((
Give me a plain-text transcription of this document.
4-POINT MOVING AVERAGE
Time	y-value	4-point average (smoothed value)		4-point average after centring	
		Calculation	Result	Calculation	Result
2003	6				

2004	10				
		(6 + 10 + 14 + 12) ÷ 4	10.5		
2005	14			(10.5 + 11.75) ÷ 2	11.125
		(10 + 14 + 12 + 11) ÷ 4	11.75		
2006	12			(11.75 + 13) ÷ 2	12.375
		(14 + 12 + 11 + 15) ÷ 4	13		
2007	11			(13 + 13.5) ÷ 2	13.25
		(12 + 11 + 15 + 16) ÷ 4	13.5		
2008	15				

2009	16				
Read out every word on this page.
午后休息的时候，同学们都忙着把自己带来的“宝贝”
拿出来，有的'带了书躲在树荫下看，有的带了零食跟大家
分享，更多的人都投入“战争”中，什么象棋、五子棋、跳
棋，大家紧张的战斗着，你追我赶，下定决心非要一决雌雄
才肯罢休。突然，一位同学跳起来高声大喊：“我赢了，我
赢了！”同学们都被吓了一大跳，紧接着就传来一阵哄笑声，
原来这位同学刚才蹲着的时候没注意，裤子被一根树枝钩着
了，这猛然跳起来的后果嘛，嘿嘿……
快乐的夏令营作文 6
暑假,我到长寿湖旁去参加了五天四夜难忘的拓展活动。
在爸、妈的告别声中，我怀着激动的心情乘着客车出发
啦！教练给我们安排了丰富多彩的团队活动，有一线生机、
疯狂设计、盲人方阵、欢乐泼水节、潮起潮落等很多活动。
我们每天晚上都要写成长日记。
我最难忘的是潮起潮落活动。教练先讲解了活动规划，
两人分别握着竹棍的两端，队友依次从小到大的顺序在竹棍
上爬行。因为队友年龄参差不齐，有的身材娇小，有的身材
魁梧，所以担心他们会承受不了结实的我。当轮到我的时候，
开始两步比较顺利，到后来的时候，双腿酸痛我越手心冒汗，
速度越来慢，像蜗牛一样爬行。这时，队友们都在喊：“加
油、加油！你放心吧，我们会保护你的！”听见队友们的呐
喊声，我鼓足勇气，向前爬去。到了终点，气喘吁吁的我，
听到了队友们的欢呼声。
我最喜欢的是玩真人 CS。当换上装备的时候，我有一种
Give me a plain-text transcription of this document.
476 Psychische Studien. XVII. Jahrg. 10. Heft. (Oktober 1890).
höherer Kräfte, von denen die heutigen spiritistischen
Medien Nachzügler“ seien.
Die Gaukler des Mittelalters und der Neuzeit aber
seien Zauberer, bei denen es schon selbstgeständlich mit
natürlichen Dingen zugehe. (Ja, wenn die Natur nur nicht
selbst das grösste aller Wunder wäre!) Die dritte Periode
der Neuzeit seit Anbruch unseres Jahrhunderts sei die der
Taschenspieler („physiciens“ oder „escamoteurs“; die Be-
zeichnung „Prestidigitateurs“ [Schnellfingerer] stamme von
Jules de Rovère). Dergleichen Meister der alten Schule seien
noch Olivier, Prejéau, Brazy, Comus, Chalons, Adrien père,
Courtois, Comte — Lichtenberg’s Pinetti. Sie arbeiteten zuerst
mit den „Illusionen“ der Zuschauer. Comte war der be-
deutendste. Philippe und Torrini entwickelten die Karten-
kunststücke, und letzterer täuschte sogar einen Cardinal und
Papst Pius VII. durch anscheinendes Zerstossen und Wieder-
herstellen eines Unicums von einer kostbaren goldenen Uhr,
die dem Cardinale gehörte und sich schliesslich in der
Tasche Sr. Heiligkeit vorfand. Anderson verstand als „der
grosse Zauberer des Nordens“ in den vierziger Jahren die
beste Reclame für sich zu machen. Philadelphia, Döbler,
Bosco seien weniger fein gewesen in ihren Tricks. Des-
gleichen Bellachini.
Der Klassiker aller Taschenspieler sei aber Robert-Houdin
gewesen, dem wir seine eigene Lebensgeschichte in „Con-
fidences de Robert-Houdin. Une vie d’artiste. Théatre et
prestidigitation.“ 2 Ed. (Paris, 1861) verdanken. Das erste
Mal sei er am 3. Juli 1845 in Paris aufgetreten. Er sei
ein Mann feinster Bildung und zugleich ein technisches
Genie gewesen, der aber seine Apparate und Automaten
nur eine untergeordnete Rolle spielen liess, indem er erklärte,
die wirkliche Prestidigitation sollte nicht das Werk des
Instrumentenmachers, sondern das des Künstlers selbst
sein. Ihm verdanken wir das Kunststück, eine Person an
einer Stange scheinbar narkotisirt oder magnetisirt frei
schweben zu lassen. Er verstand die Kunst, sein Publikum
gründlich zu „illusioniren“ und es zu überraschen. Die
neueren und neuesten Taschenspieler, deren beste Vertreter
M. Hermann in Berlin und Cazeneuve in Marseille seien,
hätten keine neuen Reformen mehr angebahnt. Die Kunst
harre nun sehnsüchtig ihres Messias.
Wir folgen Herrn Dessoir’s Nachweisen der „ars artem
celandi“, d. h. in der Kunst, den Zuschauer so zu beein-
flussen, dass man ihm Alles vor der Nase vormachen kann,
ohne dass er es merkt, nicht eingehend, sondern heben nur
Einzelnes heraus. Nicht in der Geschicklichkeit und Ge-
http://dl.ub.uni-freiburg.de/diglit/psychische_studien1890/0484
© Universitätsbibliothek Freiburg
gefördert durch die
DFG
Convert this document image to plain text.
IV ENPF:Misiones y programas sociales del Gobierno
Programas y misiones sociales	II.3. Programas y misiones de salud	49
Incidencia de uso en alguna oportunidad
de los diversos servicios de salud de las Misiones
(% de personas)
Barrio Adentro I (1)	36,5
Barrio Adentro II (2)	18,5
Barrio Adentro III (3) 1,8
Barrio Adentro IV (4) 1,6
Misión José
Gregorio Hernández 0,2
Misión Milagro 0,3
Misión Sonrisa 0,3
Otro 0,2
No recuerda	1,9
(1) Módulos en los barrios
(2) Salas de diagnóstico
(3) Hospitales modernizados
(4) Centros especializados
))
* What is being asked
Filter the records above and return every line that holds the word "Comte".

* Exercise result
Courtois, Comte — Lichtenberg’s Pinetti. Sie arbeiteten zuerst
mit den „Illusionen“ der Zuschauer. Comte war der be-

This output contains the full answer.